-- START Given data --
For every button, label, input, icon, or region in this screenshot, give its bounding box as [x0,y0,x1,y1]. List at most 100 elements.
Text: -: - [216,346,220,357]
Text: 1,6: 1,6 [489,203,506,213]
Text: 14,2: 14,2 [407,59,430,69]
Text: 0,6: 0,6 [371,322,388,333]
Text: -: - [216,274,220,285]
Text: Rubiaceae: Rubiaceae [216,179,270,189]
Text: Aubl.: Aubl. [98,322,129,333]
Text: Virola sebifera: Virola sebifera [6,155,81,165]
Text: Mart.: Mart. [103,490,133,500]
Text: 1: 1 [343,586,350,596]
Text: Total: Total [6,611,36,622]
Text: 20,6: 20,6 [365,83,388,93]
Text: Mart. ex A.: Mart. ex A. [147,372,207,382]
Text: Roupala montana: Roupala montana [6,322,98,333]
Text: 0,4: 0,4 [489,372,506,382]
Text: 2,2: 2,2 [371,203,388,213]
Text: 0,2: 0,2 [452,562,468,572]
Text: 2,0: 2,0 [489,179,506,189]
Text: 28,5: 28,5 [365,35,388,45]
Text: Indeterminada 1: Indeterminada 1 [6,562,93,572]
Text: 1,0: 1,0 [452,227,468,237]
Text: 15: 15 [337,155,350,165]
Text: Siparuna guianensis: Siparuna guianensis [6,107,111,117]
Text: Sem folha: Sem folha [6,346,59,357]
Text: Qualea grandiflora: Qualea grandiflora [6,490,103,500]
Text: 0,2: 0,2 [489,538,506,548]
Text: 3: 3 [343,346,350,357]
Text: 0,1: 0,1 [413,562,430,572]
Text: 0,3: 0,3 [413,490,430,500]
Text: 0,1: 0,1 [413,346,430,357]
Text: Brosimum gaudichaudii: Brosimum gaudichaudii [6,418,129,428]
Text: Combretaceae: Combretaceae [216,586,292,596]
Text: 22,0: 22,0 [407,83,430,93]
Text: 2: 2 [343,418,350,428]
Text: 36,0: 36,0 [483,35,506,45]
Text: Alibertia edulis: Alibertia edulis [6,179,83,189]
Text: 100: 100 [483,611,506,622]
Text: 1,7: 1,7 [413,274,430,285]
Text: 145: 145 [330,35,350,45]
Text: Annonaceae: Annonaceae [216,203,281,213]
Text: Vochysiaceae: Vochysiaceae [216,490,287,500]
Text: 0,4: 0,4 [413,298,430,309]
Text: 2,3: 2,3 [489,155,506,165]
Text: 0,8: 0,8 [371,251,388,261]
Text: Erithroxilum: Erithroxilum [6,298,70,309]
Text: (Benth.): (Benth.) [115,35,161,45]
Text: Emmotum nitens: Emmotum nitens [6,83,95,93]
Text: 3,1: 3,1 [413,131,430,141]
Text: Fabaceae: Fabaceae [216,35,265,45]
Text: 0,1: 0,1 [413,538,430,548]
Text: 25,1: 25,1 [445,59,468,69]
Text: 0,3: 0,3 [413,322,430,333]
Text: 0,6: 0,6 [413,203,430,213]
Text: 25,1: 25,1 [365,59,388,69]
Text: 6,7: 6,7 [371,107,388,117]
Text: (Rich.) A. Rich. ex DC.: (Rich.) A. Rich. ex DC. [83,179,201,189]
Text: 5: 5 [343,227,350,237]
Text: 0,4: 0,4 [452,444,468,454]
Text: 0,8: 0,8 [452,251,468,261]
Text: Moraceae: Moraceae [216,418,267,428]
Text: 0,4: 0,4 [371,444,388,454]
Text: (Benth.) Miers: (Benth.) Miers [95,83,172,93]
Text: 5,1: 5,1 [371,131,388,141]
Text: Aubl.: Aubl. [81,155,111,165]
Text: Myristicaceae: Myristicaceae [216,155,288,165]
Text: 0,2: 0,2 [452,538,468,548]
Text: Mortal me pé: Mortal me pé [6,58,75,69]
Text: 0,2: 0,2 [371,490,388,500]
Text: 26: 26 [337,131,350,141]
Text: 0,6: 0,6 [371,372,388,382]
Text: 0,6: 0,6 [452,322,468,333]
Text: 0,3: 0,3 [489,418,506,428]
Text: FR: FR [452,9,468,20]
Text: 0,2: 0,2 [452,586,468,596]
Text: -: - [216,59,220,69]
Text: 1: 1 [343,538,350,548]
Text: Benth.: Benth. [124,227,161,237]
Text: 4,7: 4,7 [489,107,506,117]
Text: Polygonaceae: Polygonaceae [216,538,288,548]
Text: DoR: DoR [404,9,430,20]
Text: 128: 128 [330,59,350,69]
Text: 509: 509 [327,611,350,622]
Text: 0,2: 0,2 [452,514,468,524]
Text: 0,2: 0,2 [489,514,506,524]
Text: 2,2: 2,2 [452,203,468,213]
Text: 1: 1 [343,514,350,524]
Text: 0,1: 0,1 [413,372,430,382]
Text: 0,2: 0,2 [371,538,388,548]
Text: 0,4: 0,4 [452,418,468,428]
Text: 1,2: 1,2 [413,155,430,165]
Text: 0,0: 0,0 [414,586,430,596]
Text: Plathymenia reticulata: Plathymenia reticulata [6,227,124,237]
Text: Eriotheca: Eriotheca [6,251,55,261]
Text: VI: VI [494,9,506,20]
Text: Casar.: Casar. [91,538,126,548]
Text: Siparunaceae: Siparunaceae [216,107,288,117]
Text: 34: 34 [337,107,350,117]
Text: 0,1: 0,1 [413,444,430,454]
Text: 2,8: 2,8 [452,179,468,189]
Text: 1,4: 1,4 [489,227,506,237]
-- END Given data --
- Exercise brief: Please render the entries above as a Markdown table with two columns, Row and Text, giving each line its own numbered row and skipping any blank lines.

- Task response:
| Row | Text |
|---|---|
| 1 | For every button, label, input, icon, or region in this screenshot, give its bounding box as [x0,y0,x1,y1]. List at most 100 elements. |
| 2 | Text: -: - [216,346,220,357] |
| 3 | Text: 1,6: 1,6 [489,203,506,213] |
| 4 | Text: 14,2: 14,2 [407,59,430,69] |
| 5 | Text: 0,6: 0,6 [371,322,388,333] |
| 6 | Text: -: - [216,274,220,285] |
| 7 | Text: Rubiaceae: Rubiaceae [216,179,270,189] |
| 8 | Text: Aubl.: Aubl. [98,322,129,333] |
| 9 | Text: Virola sebifera: Virola sebifera [6,155,81,165] |
| 10 | Text: Mart.: Mart. [103,490,133,500] |
| 11 | Text: 1: 1 [343,586,350,596] |
| 12 | Text: Total: Total [6,611,36,622] |
| 13 | Text: 20,6: 20,6 [365,83,388,93] |
| 14 | Text: Mart. ex A.: Mart. ex A. [147,372,207,382] |
| 15 | Text: Roupala montana: Roupala montana [6,322,98,333] |
| 16 | Text: 0,4: 0,4 [489,372,506,382] |
| 17 | Text: 2,2: 2,2 [371,203,388,213] |
| 18 | Text: 0,2: 0,2 [452,562,468,572] |
| 19 | Text: 2,0: 2,0 [489,179,506,189] |
| 20 | Text: 28,5: 28,5 [365,35,388,45] |
| 21 | Text: Indeterminada 1: Indeterminada 1 [6,562,93,572] |
| 22 | Text: 1,0: 1,0 [452,227,468,237] |
| 23 | Text: 15: 15 [337,155,350,165] |
| 24 | Text: Siparuna guianensis: Siparuna guianensis [6,107,111,117] |
| 25 | Text: Sem folha: Sem folha [6,346,59,357] |
| 26 | Text: Qualea grandiflora: Qualea grandiflora [6,490,103,500] |
| 27 | Text: 0,2: 0,2 [489,538,506,548] |
| 28 | Text: 3: 3 [343,346,350,357] |
| 29 | Text: 0,1: 0,1 [413,562,430,572] |
| 30 | Text: 0,3: 0,3 [413,490,430,500] |
| 31 | Text: 0,1: 0,1 [413,346,430,357] |
| 32 | Text: Brosimum gaudichaudii: Brosimum gaudichaudii [6,418,129,428] |
| 33 | Text: Combretaceae: Combretaceae [216,586,292,596] |
| 34 | Text: 22,0: 22,0 [407,83,430,93] |
| 35 | Text: 2: 2 [343,418,350,428] |
| 36 | Text: 36,0: 36,0 [483,35,506,45] |
| 37 | Text: Alibertia edulis: Alibertia edulis [6,179,83,189] |
| 38 | Text: 100: 100 [483,611,506,622] |
| 39 | Text: 1,7: 1,7 [413,274,430,285] |
| 40 | Text: 145: 145 [330,35,350,45] |
| 41 | Text: Annonaceae: Annonaceae [216,203,281,213] |
| 42 | Text: Vochysiaceae: Vochysiaceae [216,490,287,500] |
| 43 | Text: 0,4: 0,4 [413,298,430,309] |
| 44 | Text: 2,3: 2,3 [489,155,506,165] |
| 45 | Text: 0,8: 0,8 [371,251,388,261] |
| 46 | Text: Erithroxilum: Erithroxilum [6,298,70,309] |
| 47 | Text: (Benth.): (Benth.) [115,35,161,45] |
| 48 | Text: Emmotum nitens: Emmotum nitens [6,83,95,93] |
| 49 | Text: 3,1: 3,1 [413,131,430,141] |
| 50 | Text: Fabaceae: Fabaceae [216,35,265,45] |
| 51 | Text: 0,1: 0,1 [413,538,430,548] |
| 52 | Text: 25,1: 25,1 [445,59,468,69] |
| 53 | Text: 0,3: 0,3 [413,322,430,333] |
| 54 | Text: 0,6: 0,6 [413,203,430,213] |
| 55 | Text: 25,1: 25,1 [365,59,388,69] |
| 56 | Text: 6,7: 6,7 [371,107,388,117] |
| 57 | Text: (Rich.) A. Rich. ex DC.: (Rich.) A. Rich. ex DC. [83,179,201,189] |
| 58 | Text: 5: 5 [343,227,350,237] |
| 59 | Text: 0,4: 0,4 [452,444,468,454] |
| 60 | Text: 0,8: 0,8 [452,251,468,261] |
| 61 | Text: Moraceae: Moraceae [216,418,267,428] |
| 62 | Text: 0,4: 0,4 [371,444,388,454] |
| 63 | Text: (Benth.) Miers: (Benth.) Miers [95,83,172,93] |
| 64 | Text: 5,1: 5,1 [371,131,388,141] |
| 65 | Text: Aubl.: Aubl. [81,155,111,165] |
| 66 | Text: Myristicaceae: Myristicaceae [216,155,288,165] |
| 67 | Text: 0,2: 0,2 [452,538,468,548] |
| 68 | Text: Mortal me pé: Mortal me pé [6,58,75,69] |
| 69 | Text: 0,2: 0,2 [371,490,388,500] |
| 70 | Text: 26: 26 [337,131,350,141] |
| 71 | Text: 0,6: 0,6 [371,372,388,382] |
| 72 | Text: 0,6: 0,6 [452,322,468,333] |
| 73 | Text: 0,3: 0,3 [489,418,506,428] |
| 74 | Text: FR: FR [452,9,468,20] |
| 75 | Text: 0,2: 0,2 [452,586,468,596] |
| 76 | Text: -: - [216,59,220,69] |
| 77 | Text: 1: 1 [343,538,350,548] |
| 78 | Text: Benth.: Benth. [124,227,161,237] |
| 79 | Text: 4,7: 4,7 [489,107,506,117] |
| 80 | Text: Polygonaceae: Polygonaceae [216,538,288,548] |
| 81 | Text: DoR: DoR [404,9,430,20] |
| 82 | Text: 128: 128 [330,59,350,69] |
| 83 | Text: 509: 509 [327,611,350,622] |
| 84 | Text: 0,2: 0,2 [452,514,468,524] |
| 85 | Text: 0,2: 0,2 [489,514,506,524] |
| 86 | Text: 2,2: 2,2 [452,203,468,213] |
| 87 | Text: 1: 1 [343,514,350,524] |
| 88 | Text: 0,1: 0,1 [413,372,430,382] |
| 89 | Text: 0,2: 0,2 [371,538,388,548] |
| 90 | Text: 0,4: 0,4 [452,418,468,428] |
| 91 | Text: 1,2: 1,2 [413,155,430,165] |
| 92 | Text: 0,0: 0,0 [414,586,430,596] |
| 93 | Text: Plathymenia reticulata: Plathymenia reticulata [6,227,124,237] |
| 94 | Text: Eriotheca: Eriotheca [6,251,55,261] |
| 95 | Text: VI: VI [494,9,506,20] |
| 96 | Text: Casar.: Casar. [91,538,126,548] |
| 97 | Text: Siparunaceae: Siparunaceae [216,107,288,117] |
| 98 | Text: 34: 34 [337,107,350,117] |
| 99 | Text: 0,1: 0,1 [413,444,430,454] |
| 100 | Text: 2,8: 2,8 [452,179,468,189] |
| 101 | Text: 1,4: 1,4 [489,227,506,237] |